• Task goal: Search the data below for the word "越南新领导人上任后其外交平衡" and copy each line that holds it.

• Data supplied:

· · ·

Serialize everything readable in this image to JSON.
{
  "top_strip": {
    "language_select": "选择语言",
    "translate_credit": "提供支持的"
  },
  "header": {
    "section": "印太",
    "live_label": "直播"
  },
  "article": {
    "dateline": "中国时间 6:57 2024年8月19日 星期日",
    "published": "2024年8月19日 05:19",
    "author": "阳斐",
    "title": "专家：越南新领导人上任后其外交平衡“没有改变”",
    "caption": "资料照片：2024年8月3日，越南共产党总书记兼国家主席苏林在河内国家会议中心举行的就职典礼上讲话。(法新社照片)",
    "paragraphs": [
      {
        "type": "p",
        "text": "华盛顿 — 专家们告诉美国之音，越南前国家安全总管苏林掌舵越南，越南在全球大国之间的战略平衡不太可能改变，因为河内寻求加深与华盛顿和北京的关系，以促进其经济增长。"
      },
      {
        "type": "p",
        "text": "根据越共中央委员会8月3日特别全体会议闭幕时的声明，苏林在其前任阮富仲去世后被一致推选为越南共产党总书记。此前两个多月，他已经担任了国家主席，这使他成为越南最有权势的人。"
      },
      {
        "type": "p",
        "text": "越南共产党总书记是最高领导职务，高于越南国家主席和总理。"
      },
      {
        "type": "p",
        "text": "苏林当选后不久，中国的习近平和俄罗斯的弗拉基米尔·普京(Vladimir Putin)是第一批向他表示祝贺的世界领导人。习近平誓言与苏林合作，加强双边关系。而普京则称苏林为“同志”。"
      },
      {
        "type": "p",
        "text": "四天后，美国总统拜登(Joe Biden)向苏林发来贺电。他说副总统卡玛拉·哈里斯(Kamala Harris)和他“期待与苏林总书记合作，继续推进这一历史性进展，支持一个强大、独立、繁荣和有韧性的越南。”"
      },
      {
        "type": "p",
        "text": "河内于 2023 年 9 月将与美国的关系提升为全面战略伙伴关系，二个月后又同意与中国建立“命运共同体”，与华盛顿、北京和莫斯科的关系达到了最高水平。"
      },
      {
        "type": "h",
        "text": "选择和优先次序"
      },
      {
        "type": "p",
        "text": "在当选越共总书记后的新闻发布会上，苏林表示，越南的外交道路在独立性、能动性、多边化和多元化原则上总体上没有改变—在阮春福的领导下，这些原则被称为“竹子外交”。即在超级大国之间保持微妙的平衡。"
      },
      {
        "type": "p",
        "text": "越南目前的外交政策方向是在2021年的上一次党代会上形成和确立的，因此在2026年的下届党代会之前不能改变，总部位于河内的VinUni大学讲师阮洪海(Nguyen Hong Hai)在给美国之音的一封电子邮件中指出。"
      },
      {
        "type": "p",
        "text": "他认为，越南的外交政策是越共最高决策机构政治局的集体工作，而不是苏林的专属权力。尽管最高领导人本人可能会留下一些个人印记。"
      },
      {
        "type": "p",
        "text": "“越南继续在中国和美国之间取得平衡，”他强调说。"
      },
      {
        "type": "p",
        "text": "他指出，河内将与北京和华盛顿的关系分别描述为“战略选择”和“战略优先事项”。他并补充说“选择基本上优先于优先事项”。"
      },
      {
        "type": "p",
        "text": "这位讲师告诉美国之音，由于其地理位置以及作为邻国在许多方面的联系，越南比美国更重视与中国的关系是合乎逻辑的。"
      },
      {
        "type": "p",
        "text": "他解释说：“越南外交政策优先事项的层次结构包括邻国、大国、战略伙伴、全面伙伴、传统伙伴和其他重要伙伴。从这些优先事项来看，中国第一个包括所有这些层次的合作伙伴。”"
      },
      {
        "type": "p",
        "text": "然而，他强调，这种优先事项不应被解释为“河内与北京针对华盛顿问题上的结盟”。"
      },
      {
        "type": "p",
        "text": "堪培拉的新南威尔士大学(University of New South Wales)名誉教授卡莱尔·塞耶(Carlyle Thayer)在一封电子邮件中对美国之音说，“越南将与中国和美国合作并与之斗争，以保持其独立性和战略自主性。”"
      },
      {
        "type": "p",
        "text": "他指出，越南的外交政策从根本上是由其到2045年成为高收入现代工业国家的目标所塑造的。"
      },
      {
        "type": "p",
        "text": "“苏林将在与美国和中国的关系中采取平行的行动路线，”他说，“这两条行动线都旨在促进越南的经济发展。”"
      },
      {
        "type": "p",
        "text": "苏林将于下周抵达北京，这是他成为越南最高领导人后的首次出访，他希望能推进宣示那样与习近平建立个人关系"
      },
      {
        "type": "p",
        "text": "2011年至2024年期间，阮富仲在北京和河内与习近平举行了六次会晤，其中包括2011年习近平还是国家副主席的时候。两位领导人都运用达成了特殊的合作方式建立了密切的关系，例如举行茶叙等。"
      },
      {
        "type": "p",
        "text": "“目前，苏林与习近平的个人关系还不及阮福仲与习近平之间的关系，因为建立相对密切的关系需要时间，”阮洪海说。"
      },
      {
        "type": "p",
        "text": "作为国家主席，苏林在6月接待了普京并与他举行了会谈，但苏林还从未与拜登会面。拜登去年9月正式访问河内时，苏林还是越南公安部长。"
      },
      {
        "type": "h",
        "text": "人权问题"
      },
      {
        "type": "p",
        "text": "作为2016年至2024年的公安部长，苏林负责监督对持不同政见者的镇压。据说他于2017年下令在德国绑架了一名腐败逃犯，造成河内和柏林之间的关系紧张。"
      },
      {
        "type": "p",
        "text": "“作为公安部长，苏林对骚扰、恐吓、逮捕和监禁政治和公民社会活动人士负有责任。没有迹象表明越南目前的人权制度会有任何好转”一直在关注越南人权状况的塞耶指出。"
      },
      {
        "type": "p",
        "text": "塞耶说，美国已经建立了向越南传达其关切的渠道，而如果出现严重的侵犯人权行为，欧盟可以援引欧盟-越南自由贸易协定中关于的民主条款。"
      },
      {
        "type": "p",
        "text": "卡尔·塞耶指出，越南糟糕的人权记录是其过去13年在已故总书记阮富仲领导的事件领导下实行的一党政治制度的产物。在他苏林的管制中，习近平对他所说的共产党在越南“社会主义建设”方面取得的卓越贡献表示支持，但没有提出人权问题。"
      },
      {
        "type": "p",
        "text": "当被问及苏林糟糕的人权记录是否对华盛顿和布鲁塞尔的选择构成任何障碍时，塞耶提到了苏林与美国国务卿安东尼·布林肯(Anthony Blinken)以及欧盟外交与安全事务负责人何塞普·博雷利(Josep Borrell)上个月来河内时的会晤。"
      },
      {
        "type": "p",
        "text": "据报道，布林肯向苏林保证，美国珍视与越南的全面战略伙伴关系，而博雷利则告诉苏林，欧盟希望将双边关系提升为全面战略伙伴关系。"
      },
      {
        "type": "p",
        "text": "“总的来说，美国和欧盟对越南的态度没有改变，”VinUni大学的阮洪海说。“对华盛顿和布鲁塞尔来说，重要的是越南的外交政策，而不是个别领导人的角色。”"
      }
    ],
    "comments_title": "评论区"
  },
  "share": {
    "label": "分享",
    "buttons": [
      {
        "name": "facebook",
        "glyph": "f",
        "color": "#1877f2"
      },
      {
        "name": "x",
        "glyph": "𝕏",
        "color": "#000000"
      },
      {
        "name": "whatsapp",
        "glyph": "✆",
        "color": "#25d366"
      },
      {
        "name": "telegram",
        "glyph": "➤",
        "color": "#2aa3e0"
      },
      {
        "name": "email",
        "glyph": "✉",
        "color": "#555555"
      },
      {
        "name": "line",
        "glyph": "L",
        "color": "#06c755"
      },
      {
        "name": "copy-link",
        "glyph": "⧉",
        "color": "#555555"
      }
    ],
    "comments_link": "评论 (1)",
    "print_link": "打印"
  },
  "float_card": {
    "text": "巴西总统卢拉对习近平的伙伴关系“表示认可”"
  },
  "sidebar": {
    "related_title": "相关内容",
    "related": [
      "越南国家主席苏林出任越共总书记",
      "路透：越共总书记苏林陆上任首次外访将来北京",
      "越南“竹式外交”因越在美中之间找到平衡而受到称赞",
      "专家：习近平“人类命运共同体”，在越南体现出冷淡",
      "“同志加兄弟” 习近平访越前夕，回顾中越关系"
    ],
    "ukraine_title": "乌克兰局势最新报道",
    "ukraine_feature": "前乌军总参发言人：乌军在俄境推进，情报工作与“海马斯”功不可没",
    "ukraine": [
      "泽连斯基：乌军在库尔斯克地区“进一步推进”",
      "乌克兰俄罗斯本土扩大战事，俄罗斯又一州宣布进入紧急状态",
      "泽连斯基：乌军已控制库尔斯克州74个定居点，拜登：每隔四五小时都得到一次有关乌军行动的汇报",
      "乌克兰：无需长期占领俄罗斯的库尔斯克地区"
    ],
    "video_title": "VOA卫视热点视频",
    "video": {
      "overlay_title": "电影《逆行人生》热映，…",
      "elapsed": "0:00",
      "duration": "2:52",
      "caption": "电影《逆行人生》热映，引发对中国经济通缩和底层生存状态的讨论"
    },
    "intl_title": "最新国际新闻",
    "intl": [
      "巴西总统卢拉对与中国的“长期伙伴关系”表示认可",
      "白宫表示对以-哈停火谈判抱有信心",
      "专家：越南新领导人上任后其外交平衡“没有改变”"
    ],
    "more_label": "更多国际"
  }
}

· · ·

• In response:
    "title": "专家：越南新领导人上任后其外交平衡“没有改变”",
      "专家：越南新领导人上任后其外交平衡“没有改变”"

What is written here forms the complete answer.